(Saved entries)
-- Begin --

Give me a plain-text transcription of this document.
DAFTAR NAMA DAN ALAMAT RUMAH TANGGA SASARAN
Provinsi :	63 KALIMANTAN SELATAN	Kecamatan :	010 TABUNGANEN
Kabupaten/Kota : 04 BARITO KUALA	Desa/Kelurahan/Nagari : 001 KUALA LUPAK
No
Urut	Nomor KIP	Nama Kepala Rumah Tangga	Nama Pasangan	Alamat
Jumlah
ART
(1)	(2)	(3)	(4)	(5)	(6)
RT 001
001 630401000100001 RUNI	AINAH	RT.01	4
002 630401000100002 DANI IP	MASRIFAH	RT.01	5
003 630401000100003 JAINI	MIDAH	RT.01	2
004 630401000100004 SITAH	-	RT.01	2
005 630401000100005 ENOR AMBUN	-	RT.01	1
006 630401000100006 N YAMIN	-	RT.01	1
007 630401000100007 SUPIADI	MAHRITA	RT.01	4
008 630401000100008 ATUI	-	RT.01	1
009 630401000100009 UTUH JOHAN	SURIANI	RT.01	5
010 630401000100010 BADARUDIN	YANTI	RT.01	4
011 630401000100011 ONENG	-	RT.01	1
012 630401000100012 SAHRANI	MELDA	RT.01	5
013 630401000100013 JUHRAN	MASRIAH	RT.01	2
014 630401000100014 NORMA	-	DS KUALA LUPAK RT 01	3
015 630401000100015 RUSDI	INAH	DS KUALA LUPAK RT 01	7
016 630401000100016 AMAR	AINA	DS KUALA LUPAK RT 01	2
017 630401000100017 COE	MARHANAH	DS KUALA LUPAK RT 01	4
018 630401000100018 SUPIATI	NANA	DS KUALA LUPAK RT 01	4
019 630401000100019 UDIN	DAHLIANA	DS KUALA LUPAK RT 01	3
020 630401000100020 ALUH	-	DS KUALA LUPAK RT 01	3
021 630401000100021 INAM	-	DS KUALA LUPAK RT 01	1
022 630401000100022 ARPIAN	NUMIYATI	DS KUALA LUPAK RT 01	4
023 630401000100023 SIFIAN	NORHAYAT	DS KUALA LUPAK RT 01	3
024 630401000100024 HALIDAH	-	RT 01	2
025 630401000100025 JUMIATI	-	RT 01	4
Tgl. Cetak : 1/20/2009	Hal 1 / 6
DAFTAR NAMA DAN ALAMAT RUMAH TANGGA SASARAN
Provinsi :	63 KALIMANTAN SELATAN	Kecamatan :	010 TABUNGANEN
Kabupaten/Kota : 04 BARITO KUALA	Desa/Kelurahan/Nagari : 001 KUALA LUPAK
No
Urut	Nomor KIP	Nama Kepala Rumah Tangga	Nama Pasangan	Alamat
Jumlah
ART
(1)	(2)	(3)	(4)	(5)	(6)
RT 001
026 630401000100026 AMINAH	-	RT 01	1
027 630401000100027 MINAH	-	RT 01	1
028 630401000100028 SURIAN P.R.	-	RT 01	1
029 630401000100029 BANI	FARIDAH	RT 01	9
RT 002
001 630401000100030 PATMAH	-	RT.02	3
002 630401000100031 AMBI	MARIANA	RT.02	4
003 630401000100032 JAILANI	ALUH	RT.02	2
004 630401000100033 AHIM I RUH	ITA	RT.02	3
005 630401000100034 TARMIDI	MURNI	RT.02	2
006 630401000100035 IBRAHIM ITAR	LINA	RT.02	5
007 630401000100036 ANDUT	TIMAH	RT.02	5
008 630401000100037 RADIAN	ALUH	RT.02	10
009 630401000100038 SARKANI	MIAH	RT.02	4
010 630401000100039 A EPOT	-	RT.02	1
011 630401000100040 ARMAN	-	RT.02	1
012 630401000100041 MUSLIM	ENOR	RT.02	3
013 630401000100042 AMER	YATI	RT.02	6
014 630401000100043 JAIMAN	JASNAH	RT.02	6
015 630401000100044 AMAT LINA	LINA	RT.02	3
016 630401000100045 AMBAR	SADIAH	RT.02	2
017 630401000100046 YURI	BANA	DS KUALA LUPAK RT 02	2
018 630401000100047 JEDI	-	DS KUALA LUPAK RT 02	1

-- End --

_Exercise prompt:_
Go through the listing and copy all of it exactly.

_Output for this task:_
Give me a plain-text transcription of this document.
DAFTAR NAMA DAN ALAMAT RUMAH TANGGA SASARAN
Provinsi :	63 KALIMANTAN SELATAN	Kecamatan :	010 TABUNGANEN
Kabupaten/Kota : 04 BARITO KUALA	Desa/Kelurahan/Nagari : 001 KUALA LUPAK
No
Urut	Nomor KIP	Nama Kepala Rumah Tangga	Nama Pasangan	Alamat
Jumlah
ART
(1)	(2)	(3)	(4)	(5)	(6)
RT 001
001 630401000100001 RUNI	AINAH	RT.01	4
002 630401000100002 DANI IP	MASRIFAH	RT.01	5
003 630401000100003 JAINI	MIDAH	RT.01	2
004 630401000100004 SITAH	-	RT.01	2
005 630401000100005 ENOR AMBUN	-	RT.01	1
006 630401000100006 N YAMIN	-	RT.01	1
007 630401000100007 SUPIADI	MAHRITA	RT.01	4
008 630401000100008 ATUI	-	RT.01	1
009 630401000100009 UTUH JOHAN	SURIANI	RT.01	5
010 630401000100010 BADARUDIN	YANTI	RT.01	4
011 630401000100011 ONENG	-	RT.01	1
012 630401000100012 SAHRANI	MELDA	RT.01	5
013 630401000100013 JUHRAN	MASRIAH	RT.01	2
014 630401000100014 NORMA	-	DS KUALA LUPAK RT 01	3
015 630401000100015 RUSDI	INAH	DS KUALA LUPAK RT 01	7
016 630401000100016 AMAR	AINA	DS KUALA LUPAK RT 01	2
017 630401000100017 COE	MARHANAH	DS KUALA LUPAK RT 01	4
018 630401000100018 SUPIATI	NANA	DS KUALA LUPAK RT 01	4
019 630401000100019 UDIN	DAHLIANA	DS KUALA LUPAK RT 01	3
020 630401000100020 ALUH	-	DS KUALA LUPAK RT 01	3
021 630401000100021 INAM	-	DS KUALA LUPAK RT 01	1
022 630401000100022 ARPIAN	NUMIYATI	DS KUALA LUPAK RT 01	4
023 630401000100023 SIFIAN	NORHAYAT	DS KUALA LUPAK RT 01	3
024 630401000100024 HALIDAH	-	RT 01	2
025 630401000100025 JUMIATI	-	RT 01	4
Tgl. Cetak : 1/20/2009	Hal 1 / 6
DAFTAR NAMA DAN ALAMAT RUMAH TANGGA SASARAN
Provinsi :	63 KALIMANTAN SELATAN	Kecamatan :	010 TABUNGANEN
Kabupaten/Kota : 04 BARITO KUALA	Desa/Kelurahan/Nagari : 001 KUALA LUPAK
No
Urut	Nomor KIP	Nama Kepala Rumah Tangga	Nama Pasangan	Alamat
Jumlah
ART
(1)	(2)	(3)	(4)	(5)	(6)
RT 001
026 630401000100026 AMINAH	-	RT 01	1
027 630401000100027 MINAH	-	RT 01	1
028 630401000100028 SURIAN P.R.	-	RT 01	1
029 630401000100029 BANI	FARIDAH	RT 01	9
RT 002
001 630401000100030 PATMAH	-	RT.02	3
002 630401000100031 AMBI	MARIANA	RT.02	4
003 630401000100032 JAILANI	ALUH	RT.02	2
004 630401000100033 AHIM I RUH	ITA	RT.02	3
005 630401000100034 TARMIDI	MURNI	RT.02	2
006 630401000100035 IBRAHIM ITAR	LINA	RT.02	5
007 630401000100036 ANDUT	TIMAH	RT.02	5
008 630401000100037 RADIAN	ALUH	RT.02	10
009 630401000100038 SARKANI	MIAH	RT.02	4
010 630401000100039 A EPOT	-	RT.02	1
011 630401000100040 ARMAN	-	RT.02	1
012 630401000100041 MUSLIM	ENOR	RT.02	3
013 630401000100042 AMER	YATI	RT.02	6
014 630401000100043 JAIMAN	JASNAH	RT.02	6
015 630401000100044 AMAT LINA	LINA	RT.02	3
016 630401000100045 AMBAR	SADIAH	RT.02	2
017 630401000100046 YURI	BANA	DS KUALA LUPAK RT 02	2
018 630401000100047 JEDI	-	DS KUALA LUPAK RT 02	1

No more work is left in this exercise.